[Begin Text provided]

In Inca times, these pools contained clear mountain waters and were deep
enough for full body emersion.
One must be entirely cleansed before approaching the altars of the
highest deity, the Sun God.
Numerous intricately crafted walls, constructed of perfectly fitted
stones, have angular niches designed to hold religious artifacts or special
offerings to the Sun God.
No cement was used to hold these walls together.
The Inca relied on the near perfect geometric design features.
You can see that the walls are built up like interlocking puzzles, the
blocks perfectly fit together without the need for any cements.
At the Temple of the Sun, the exact purpose of the “Intihuatana” is
unknown. It is believed to have been some sort of an astronomical or
archaeological object. Most archaeological scientists think it was used for
determining the solstices by tracking the sun rays and reflecting them in
various ways.

[End Text provided]
[Begin Material to process]

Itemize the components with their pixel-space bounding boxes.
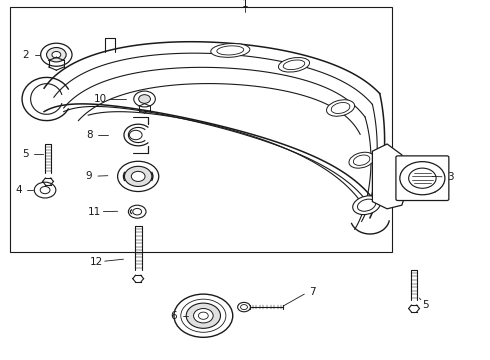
Text: 4: 4 <box>15 185 22 195</box>
Ellipse shape <box>283 60 305 69</box>
Circle shape <box>139 95 150 103</box>
PathPatch shape <box>372 144 407 209</box>
Circle shape <box>41 43 72 66</box>
Text: 3: 3 <box>447 172 454 182</box>
Ellipse shape <box>217 46 244 55</box>
Text: 8: 8 <box>86 130 93 140</box>
Bar <box>10 7 392 252</box>
Circle shape <box>52 51 61 58</box>
Text: 5: 5 <box>22 149 29 159</box>
Ellipse shape <box>211 44 250 57</box>
Circle shape <box>131 171 145 181</box>
Circle shape <box>238 302 250 312</box>
Circle shape <box>400 162 445 195</box>
Circle shape <box>128 205 146 218</box>
Ellipse shape <box>331 103 350 113</box>
Circle shape <box>129 130 142 140</box>
Ellipse shape <box>349 152 374 168</box>
Ellipse shape <box>353 155 370 165</box>
Text: 2: 2 <box>23 50 29 60</box>
Circle shape <box>124 166 152 186</box>
Circle shape <box>198 312 208 319</box>
Circle shape <box>118 161 159 192</box>
Circle shape <box>194 309 213 323</box>
Text: 10: 10 <box>94 94 107 104</box>
Circle shape <box>186 303 220 328</box>
Text: 5: 5 <box>422 300 429 310</box>
Circle shape <box>40 186 50 194</box>
Ellipse shape <box>326 100 355 116</box>
Circle shape <box>409 168 436 188</box>
Text: 6: 6 <box>171 311 177 321</box>
Circle shape <box>134 91 155 107</box>
Text: 7: 7 <box>309 287 316 297</box>
Ellipse shape <box>278 58 310 72</box>
Circle shape <box>181 299 226 332</box>
Circle shape <box>133 208 142 215</box>
Circle shape <box>47 48 66 62</box>
Text: 9: 9 <box>86 171 93 181</box>
Ellipse shape <box>357 199 376 211</box>
Circle shape <box>241 305 247 310</box>
Ellipse shape <box>353 196 380 215</box>
Text: 11: 11 <box>88 207 101 217</box>
Text: 1: 1 <box>242 0 248 9</box>
FancyBboxPatch shape <box>396 156 449 201</box>
Circle shape <box>174 294 233 337</box>
Circle shape <box>34 182 56 198</box>
Text: 12: 12 <box>89 257 103 267</box>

[End Material to process]

* [Problems to solve]:
1 - In the Inca temple text:
(a) What were the angular niches in the walls designed to hold?
(b) What did the Inca rely on, since no cement held the walls together?
(c) What do most archaeological scientists think the "Intihuatana" was used for?
2 - In the entries, can you write out the stretch from "Text: 4: 4 <box>15 185 22 195</box>" through "Circle shape <box>128 205 146 218</box>" again, renaming "Ellipse shape" to "Oval shape" and keeping everything else unchanged? Return only those lines.
The text and the entries are unrelated material.

* [The answers]:
1 -
(a) Religious artifacts or special offerings to the Sun God.
(b) Near perfect geometric design features.
(c) Determining the solstices by tracking the sun rays and reflecting them in various ways.

2 -
Text: 4: 4 <box>15 185 22 195</box>
Oval shape <box>283 60 305 69</box>
Circle shape <box>139 95 150 103</box>
PathPatch shape <box>372 144 407 209</box>
Circle shape <box>41 43 72 66</box>
Text: 3: 3 <box>447 172 454 182</box>
Oval shape <box>217 46 244 55</box>
Text: 8: 8 <box>86 130 93 140</box>
Bar <box>10 7 392 252</box>
Circle shape <box>52 51 61 58</box>
Text: 5: 5 <box>22 149 29 159</box>
Oval shape <box>211 44 250 57</box>
Circle shape <box>131 171 145 181</box>
Circle shape <box>238 302 250 312</box>
Circle shape <box>400 162 445 195</box>
Circle shape <box>128 205 146 218</box>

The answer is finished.